Goal:
Copy every one of the records below, reproducing each line without any change.

════════════════

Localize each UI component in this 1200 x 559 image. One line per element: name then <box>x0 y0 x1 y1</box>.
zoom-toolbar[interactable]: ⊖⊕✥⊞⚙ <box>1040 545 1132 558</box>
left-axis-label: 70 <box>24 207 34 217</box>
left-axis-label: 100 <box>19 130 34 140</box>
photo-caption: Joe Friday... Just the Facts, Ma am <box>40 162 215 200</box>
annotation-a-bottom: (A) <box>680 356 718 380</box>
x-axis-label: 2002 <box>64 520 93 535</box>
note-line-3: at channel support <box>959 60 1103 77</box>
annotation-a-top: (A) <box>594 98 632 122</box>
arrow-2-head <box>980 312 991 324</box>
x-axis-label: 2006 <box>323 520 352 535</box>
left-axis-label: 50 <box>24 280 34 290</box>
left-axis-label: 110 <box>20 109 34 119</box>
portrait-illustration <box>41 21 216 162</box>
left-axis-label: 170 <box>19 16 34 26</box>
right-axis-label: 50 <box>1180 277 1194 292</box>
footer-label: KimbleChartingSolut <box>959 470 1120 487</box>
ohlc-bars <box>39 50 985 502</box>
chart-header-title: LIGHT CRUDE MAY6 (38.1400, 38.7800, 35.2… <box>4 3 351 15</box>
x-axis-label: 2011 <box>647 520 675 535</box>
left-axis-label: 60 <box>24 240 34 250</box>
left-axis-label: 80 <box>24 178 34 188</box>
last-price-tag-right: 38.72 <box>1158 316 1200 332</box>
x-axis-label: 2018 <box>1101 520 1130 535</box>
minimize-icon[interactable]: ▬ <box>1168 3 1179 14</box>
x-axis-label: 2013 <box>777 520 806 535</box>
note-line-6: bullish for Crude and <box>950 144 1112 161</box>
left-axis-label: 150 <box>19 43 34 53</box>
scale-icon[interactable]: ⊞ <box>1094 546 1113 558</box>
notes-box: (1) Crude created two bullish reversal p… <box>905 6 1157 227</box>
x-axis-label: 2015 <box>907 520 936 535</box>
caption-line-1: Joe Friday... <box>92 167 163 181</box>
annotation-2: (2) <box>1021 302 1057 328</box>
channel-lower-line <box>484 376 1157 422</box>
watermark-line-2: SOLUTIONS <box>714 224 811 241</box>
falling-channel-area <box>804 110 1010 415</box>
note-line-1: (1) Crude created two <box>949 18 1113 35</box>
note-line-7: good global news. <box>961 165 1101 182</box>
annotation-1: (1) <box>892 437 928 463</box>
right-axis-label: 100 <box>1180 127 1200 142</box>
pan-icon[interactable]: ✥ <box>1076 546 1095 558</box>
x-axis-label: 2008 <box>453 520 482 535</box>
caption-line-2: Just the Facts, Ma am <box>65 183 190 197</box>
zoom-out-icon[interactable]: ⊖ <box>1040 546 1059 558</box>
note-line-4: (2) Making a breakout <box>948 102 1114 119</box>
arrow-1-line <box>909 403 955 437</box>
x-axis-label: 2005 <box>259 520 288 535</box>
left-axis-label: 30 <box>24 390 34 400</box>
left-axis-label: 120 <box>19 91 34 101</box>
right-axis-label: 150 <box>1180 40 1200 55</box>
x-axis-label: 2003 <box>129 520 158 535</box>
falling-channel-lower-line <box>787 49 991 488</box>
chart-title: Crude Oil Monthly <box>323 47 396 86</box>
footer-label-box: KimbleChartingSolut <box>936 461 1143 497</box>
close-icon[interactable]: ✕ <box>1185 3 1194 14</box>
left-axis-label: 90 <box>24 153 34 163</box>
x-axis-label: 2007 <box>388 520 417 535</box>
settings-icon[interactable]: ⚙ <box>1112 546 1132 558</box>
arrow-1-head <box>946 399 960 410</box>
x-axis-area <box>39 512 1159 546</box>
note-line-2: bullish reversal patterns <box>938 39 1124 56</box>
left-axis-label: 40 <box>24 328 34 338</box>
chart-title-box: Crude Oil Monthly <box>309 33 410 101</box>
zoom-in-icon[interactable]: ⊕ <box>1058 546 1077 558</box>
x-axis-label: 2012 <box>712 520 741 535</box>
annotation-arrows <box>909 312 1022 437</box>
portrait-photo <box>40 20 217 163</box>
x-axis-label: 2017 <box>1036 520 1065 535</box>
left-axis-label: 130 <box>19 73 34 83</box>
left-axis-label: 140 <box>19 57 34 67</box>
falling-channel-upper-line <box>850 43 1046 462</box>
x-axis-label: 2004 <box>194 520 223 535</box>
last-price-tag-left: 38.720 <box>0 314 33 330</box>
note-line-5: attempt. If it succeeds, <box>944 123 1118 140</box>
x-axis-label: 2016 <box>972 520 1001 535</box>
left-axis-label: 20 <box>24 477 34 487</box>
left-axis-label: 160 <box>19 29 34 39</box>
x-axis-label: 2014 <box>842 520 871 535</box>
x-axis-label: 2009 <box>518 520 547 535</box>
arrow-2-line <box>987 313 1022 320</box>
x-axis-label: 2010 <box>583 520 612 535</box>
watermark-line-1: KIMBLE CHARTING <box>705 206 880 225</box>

════════════════

Output below:
Localize each UI component in this 1200 x 559 image. One line per element: name then <box>x0 y0 x1 y1</box>.
zoom-toolbar[interactable]: ⊖⊕✥⊞⚙ <box>1040 545 1132 558</box>
left-axis-label: 70 <box>24 207 34 217</box>
left-axis-label: 100 <box>19 130 34 140</box>
photo-caption: Joe Friday... Just the Facts, Ma am <box>40 162 215 200</box>
annotation-a-bottom: (A) <box>680 356 718 380</box>
x-axis-label: 2002 <box>64 520 93 535</box>
note-line-3: at channel support <box>959 60 1103 77</box>
annotation-a-top: (A) <box>594 98 632 122</box>
arrow-2-head <box>980 312 991 324</box>
x-axis-label: 2006 <box>323 520 352 535</box>
left-axis-label: 50 <box>24 280 34 290</box>
left-axis-label: 110 <box>20 109 34 119</box>
portrait-illustration <box>41 21 216 162</box>
left-axis-label: 170 <box>19 16 34 26</box>
right-axis-label: 50 <box>1180 277 1194 292</box>
footer-label: KimbleChartingSolut <box>959 470 1120 487</box>
ohlc-bars <box>39 50 985 502</box>
chart-header-title: LIGHT CRUDE MAY6 (38.1400, 38.7800, 35.2… <box>4 3 351 15</box>
x-axis-label: 2011 <box>647 520 675 535</box>
left-axis-label: 60 <box>24 240 34 250</box>
left-axis-label: 80 <box>24 178 34 188</box>
last-price-tag-right: 38.72 <box>1158 316 1200 332</box>
x-axis-label: 2018 <box>1101 520 1130 535</box>
minimize-icon[interactable]: ▬ <box>1168 3 1179 14</box>
x-axis-label: 2013 <box>777 520 806 535</box>
note-line-6: bullish for Crude and <box>950 144 1112 161</box>
left-axis-label: 150 <box>19 43 34 53</box>
scale-icon[interactable]: ⊞ <box>1094 546 1113 558</box>
notes-box: (1) Crude created two bullish reversal p… <box>905 6 1157 227</box>
x-axis-label: 2015 <box>907 520 936 535</box>
caption-line-1: Joe Friday... <box>92 167 163 181</box>
annotation-2: (2) <box>1021 302 1057 328</box>
channel-lower-line <box>484 376 1157 422</box>
watermark-line-2: SOLUTIONS <box>714 224 811 241</box>
falling-channel-area <box>804 110 1010 415</box>
note-line-1: (1) Crude created two <box>949 18 1113 35</box>
note-line-7: good global news. <box>961 165 1101 182</box>
annotation-1: (1) <box>892 437 928 463</box>
right-axis-label: 100 <box>1180 127 1200 142</box>
pan-icon[interactable]: ✥ <box>1076 546 1095 558</box>
x-axis-label: 2008 <box>453 520 482 535</box>
caption-line-2: Just the Facts, Ma am <box>65 183 190 197</box>
zoom-out-icon[interactable]: ⊖ <box>1040 546 1059 558</box>
note-line-4: (2) Making a breakout <box>948 102 1114 119</box>
arrow-1-line <box>909 403 955 437</box>
x-axis-label: 2005 <box>259 520 288 535</box>
left-axis-label: 30 <box>24 390 34 400</box>
left-axis-label: 120 <box>19 91 34 101</box>
right-axis-label: 150 <box>1180 40 1200 55</box>
x-axis-label: 2003 <box>129 520 158 535</box>
falling-channel-lower-line <box>787 49 991 488</box>
chart-title: Crude Oil Monthly <box>323 47 396 86</box>
footer-label-box: KimbleChartingSolut <box>936 461 1143 497</box>
close-icon[interactable]: ✕ <box>1185 3 1194 14</box>
left-axis-label: 90 <box>24 153 34 163</box>
x-axis-label: 2007 <box>388 520 417 535</box>
settings-icon[interactable]: ⚙ <box>1112 546 1132 558</box>
arrow-1-head <box>946 399 960 410</box>
x-axis-area <box>39 512 1159 546</box>
note-line-2: bullish reversal patterns <box>938 39 1124 56</box>
left-axis-label: 40 <box>24 328 34 338</box>
chart-title-box: Crude Oil Monthly <box>309 33 410 101</box>
zoom-in-icon[interactable]: ⊕ <box>1058 546 1077 558</box>
x-axis-label: 2012 <box>712 520 741 535</box>
annotation-arrows <box>909 312 1022 437</box>
portrait-photo <box>40 20 217 163</box>
x-axis-label: 2017 <box>1036 520 1065 535</box>
left-axis-label: 130 <box>19 73 34 83</box>
left-axis-label: 140 <box>19 57 34 67</box>
falling-channel-upper-line <box>850 43 1046 462</box>
x-axis-label: 2004 <box>194 520 223 535</box>
last-price-tag-left: 38.720 <box>0 314 33 330</box>
note-line-5: attempt. If it succeeds, <box>944 123 1118 140</box>
x-axis-label: 2016 <box>972 520 1001 535</box>
left-axis-label: 20 <box>24 477 34 487</box>
left-axis-label: 160 <box>19 29 34 39</box>
x-axis-label: 2014 <box>842 520 871 535</box>
x-axis-label: 2009 <box>518 520 547 535</box>
arrow-2-line <box>987 313 1022 320</box>
x-axis-label: 2010 <box>583 520 612 535</box>
watermark-line-1: KIMBLE CHARTING <box>705 206 880 225</box>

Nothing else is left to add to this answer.